**Description of the task**
Render each line of the data below as one string in a JSON list, skipping blank lines. Leave the pictures out of the list.

┌─ Record set

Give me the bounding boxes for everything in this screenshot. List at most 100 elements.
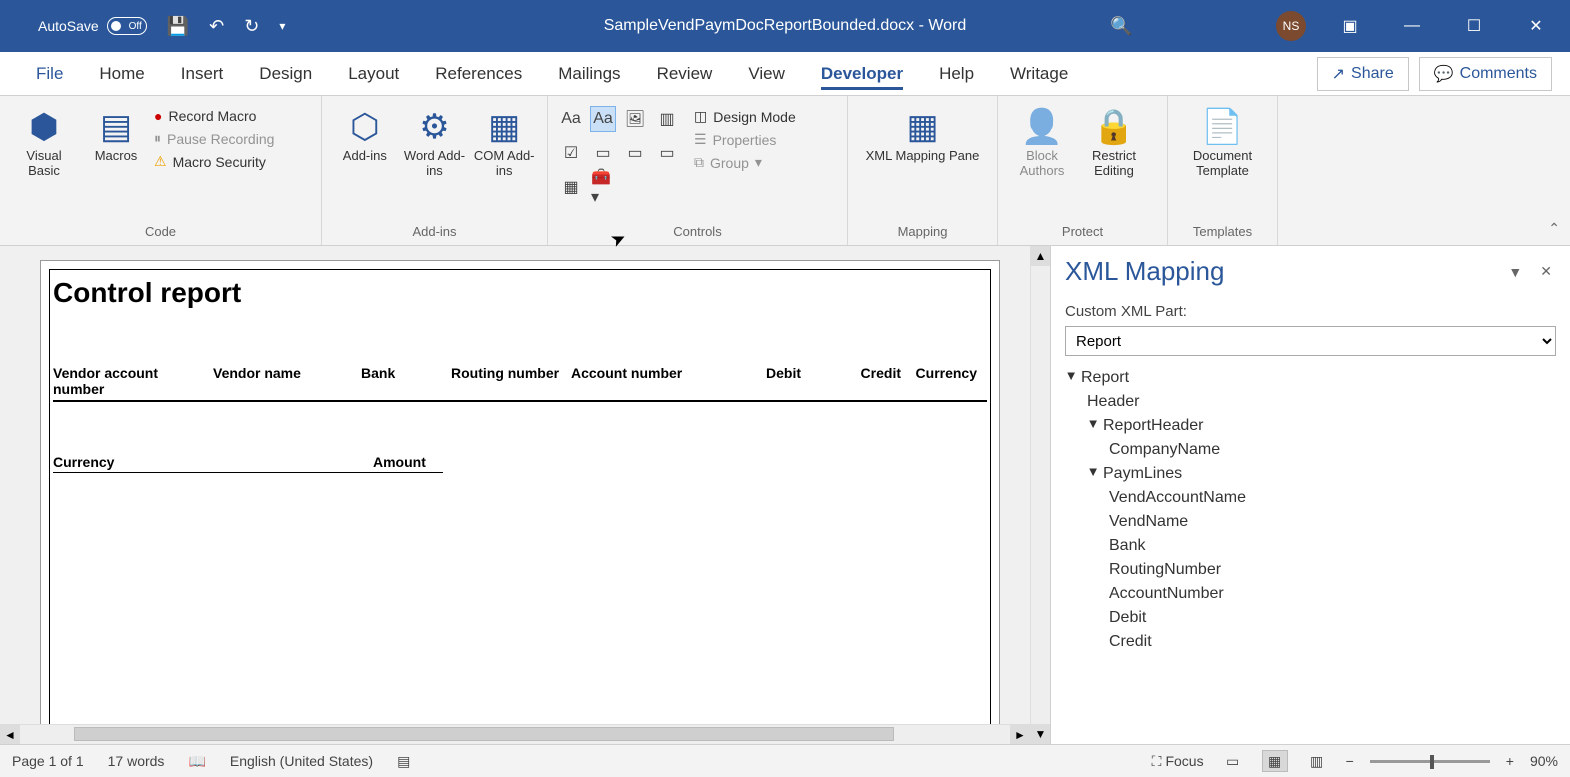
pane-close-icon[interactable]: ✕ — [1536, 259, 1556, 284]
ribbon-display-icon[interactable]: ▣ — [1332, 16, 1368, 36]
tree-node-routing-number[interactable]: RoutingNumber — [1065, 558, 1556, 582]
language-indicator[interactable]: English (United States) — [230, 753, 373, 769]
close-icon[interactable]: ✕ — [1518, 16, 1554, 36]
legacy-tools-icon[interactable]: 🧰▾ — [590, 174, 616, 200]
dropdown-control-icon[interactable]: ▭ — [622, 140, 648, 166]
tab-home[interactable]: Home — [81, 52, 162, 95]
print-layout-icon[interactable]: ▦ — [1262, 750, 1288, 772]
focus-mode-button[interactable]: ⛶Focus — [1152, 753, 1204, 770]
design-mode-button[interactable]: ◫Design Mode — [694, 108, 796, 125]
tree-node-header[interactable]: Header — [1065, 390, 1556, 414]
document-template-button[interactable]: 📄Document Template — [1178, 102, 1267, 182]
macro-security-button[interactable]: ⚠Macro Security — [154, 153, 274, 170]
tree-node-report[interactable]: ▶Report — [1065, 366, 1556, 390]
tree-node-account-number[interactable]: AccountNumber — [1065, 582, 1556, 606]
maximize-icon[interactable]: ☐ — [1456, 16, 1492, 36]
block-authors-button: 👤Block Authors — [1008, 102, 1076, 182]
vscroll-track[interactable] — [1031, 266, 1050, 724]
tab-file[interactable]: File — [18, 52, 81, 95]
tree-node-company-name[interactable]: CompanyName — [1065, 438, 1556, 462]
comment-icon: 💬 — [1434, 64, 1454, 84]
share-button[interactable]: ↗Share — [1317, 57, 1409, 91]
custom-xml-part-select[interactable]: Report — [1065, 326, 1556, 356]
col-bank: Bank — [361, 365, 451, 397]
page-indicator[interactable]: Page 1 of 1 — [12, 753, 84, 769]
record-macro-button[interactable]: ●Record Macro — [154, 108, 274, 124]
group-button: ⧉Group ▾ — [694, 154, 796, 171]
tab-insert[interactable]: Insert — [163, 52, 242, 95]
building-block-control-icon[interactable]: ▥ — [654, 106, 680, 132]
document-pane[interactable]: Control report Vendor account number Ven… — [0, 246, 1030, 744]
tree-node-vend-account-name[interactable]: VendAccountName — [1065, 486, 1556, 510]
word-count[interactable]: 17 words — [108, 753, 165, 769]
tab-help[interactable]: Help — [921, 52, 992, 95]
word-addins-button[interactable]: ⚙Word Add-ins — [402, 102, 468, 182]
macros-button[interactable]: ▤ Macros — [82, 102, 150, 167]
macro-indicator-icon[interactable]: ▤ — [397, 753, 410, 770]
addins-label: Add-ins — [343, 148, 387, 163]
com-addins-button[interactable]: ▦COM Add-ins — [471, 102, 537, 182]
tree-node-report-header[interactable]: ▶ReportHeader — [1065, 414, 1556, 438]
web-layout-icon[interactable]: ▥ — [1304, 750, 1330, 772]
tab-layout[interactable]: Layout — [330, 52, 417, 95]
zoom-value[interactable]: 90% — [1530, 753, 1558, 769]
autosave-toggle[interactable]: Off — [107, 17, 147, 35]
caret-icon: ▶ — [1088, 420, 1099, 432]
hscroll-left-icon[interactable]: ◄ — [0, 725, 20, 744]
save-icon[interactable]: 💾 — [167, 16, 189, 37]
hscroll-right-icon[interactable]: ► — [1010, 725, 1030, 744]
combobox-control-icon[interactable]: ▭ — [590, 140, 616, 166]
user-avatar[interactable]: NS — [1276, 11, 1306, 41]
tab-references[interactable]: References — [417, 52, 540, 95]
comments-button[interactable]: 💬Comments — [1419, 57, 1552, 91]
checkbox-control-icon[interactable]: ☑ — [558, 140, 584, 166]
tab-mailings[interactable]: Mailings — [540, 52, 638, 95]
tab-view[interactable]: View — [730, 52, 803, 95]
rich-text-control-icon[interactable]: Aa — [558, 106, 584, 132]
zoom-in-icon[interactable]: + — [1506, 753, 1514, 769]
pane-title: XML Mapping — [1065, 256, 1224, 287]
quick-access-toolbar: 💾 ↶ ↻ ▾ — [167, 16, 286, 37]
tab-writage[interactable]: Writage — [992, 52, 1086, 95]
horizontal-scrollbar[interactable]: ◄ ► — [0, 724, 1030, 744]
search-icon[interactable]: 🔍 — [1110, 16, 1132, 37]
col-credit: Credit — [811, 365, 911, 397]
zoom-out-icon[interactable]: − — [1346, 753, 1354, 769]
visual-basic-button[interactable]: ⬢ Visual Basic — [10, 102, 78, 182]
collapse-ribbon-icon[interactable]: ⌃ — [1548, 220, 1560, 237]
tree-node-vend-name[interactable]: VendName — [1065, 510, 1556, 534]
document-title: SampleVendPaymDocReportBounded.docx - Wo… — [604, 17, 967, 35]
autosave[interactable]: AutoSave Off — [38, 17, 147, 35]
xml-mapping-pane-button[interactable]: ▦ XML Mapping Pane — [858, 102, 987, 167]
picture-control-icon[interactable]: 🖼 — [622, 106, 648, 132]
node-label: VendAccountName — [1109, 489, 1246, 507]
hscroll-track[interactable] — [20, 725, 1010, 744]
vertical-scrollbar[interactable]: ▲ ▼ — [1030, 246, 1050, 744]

└─

**Task solution**
[
  "Give me the bounding boxes for everything in this screenshot. List at most 100 elements.",
  "pane-close-icon[interactable]: ✕ — [1536, 259, 1556, 284]",
  "ribbon-display-icon[interactable]: ▣ — [1332, 16, 1368, 36]",
  "tree-node-routing-number[interactable]: RoutingNumber — [1065, 558, 1556, 582]",
  "language-indicator[interactable]: English (United States) — [230, 753, 373, 769]",
  "close-icon[interactable]: ✕ — [1518, 16, 1554, 36]",
  "legacy-tools-icon[interactable]: 🧰▾ — [590, 174, 616, 200]",
  "dropdown-control-icon[interactable]: ▭ — [622, 140, 648, 166]",
  "tab-home[interactable]: Home — [81, 52, 162, 95]",
  "print-layout-icon[interactable]: ▦ — [1262, 750, 1288, 772]",
  "focus-mode-button[interactable]: ⛶Focus — [1152, 753, 1204, 770]",
  "design-mode-button[interactable]: ◫Design Mode — [694, 108, 796, 125]",
  "tree-node-header[interactable]: Header — [1065, 390, 1556, 414]",
  "document-template-button[interactable]: 📄Document Template — [1178, 102, 1267, 182]",
  "macro-security-button[interactable]: ⚠Macro Security — [154, 153, 274, 170]",
  "tree-node-report[interactable]: ▶Report — [1065, 366, 1556, 390]",
  "tree-node-account-number[interactable]: AccountNumber — [1065, 582, 1556, 606]",
  "maximize-icon[interactable]: ☐ — [1456, 16, 1492, 36]",
  "block-authors-button: 👤Block Authors — [1008, 102, 1076, 182]",
  "vscroll-track[interactable] — [1031, 266, 1050, 724]",
  "tab-file[interactable]: File — [18, 52, 81, 95]",
  "tree-node-company-name[interactable]: CompanyName — [1065, 438, 1556, 462]",
  "comment-icon: 💬 — [1434, 64, 1454, 84]",
  "share-button[interactable]: ↗Share — [1317, 57, 1409, 91]",
  "custom-xml-part-select[interactable]: Report — [1065, 326, 1556, 356]",
  "col-bank: Bank — [361, 365, 451, 397]",
  "page-indicator[interactable]: Page 1 of 1 — [12, 753, 84, 769]",
  "record-macro-button[interactable]: ●Record Macro — [154, 108, 274, 124]",
  "group-button: ⧉Group ▾ — [694, 154, 796, 171]",
  "tab-insert[interactable]: Insert — [163, 52, 242, 95]",
  "building-block-control-icon[interactable]: ▥ — [654, 106, 680, 132]",
  "document-pane[interactable]: Control report Vendor account number Ven… — [0, 246, 1030, 744]",
  "tree-node-vend-account-name[interactable]: VendAccountName — [1065, 486, 1556, 510]",
  "word-count[interactable]: 17 words — [108, 753, 165, 769]",
  "tab-help[interactable]: Help — [921, 52, 992, 95]",
  "word-addins-button[interactable]: ⚙Word Add-ins — [402, 102, 468, 182]",
  "macros-button[interactable]: ▤ Macros — [82, 102, 150, 167]",
  "macro-indicator-icon[interactable]: ▤ — [397, 753, 410, 770]",
  "addins-label: Add-ins — [343, 148, 387, 163]",
  "com-addins-button[interactable]: ▦COM Add-ins — [471, 102, 537, 182]",
  "tree-node-report-header[interactable]: ▶ReportHeader — [1065, 414, 1556, 438]",
  "web-layout-icon[interactable]: ▥ — [1304, 750, 1330, 772]",
  "tab-layout[interactable]: Layout — [330, 52, 417, 95]",
  "zoom-value[interactable]: 90% — [1530, 753, 1558, 769]",
  "autosave-toggle[interactable]: Off — [107, 17, 147, 35]",
  "caret-icon: ▶ — [1088, 420, 1099, 432]",
  "hscroll-left-icon[interactable]: ◄ — [0, 725, 20, 744]",
  "save-icon[interactable]: 💾 — [167, 16, 189, 37]",
  "hscroll-right-icon[interactable]: ► — [1010, 725, 1030, 744]",
  "combobox-control-icon[interactable]: ▭ — [590, 140, 616, 166]",
  "user-avatar[interactable]: NS — [1276, 11, 1306, 41]",
  "tab-references[interactable]: References — [417, 52, 540, 95]",
  "comments-button[interactable]: 💬Comments — [1419, 57, 1552, 91]",
  "checkbox-control-icon[interactable]: ☑ — [558, 140, 584, 166]",
  "tab-mailings[interactable]: Mailings — [540, 52, 638, 95]",
  "tab-view[interactable]: View — [730, 52, 803, 95]",
  "rich-text-control-icon[interactable]: Aa — [558, 106, 584, 132]",
  "zoom-in-icon[interactable]: + — [1506, 753, 1514, 769]",
  "pane-title: XML Mapping — [1065, 256, 1224, 287]",
  "quick-access-toolbar: 💾 ↶ ↻ ▾ — [167, 16, 286, 37]",
  "tab-writage[interactable]: Writage — [992, 52, 1086, 95]",
  "horizontal-scrollbar[interactable]: ◄ ► — [0, 724, 1030, 744]",
  "search-icon[interactable]: 🔍 — [1110, 16, 1132, 37]",
  "col-credit: Credit — [811, 365, 911, 397]",
  "zoom-out-icon[interactable]: − — [1346, 753, 1354, 769]",
  "visual-basic-button[interactable]: ⬢ Visual Basic — [10, 102, 78, 182]",
  "collapse-ribbon-icon[interactable]: ⌃ — [1548, 220, 1560, 237]",
  "tree-node-vend-name[interactable]: VendName — [1065, 510, 1556, 534]",
  "document-title: SampleVendPaymDocReportBounded.docx - Wo… — [604, 17, 967, 35]",
  "autosave[interactable]: AutoSave Off — [38, 17, 147, 35]",
  "xml-mapping-pane-button[interactable]: ▦ XML Mapping Pane — [858, 102, 987, 167]",
  "picture-control-icon[interactable]: 🖼 — [622, 106, 648, 132]",
  "node-label: VendAccountName — [1109, 489, 1246, 507]",
  "hscroll-track[interactable] — [20, 725, 1010, 744]",
  "vertical-scrollbar[interactable]: ▲ ▼ — [1030, 246, 1050, 744]"
]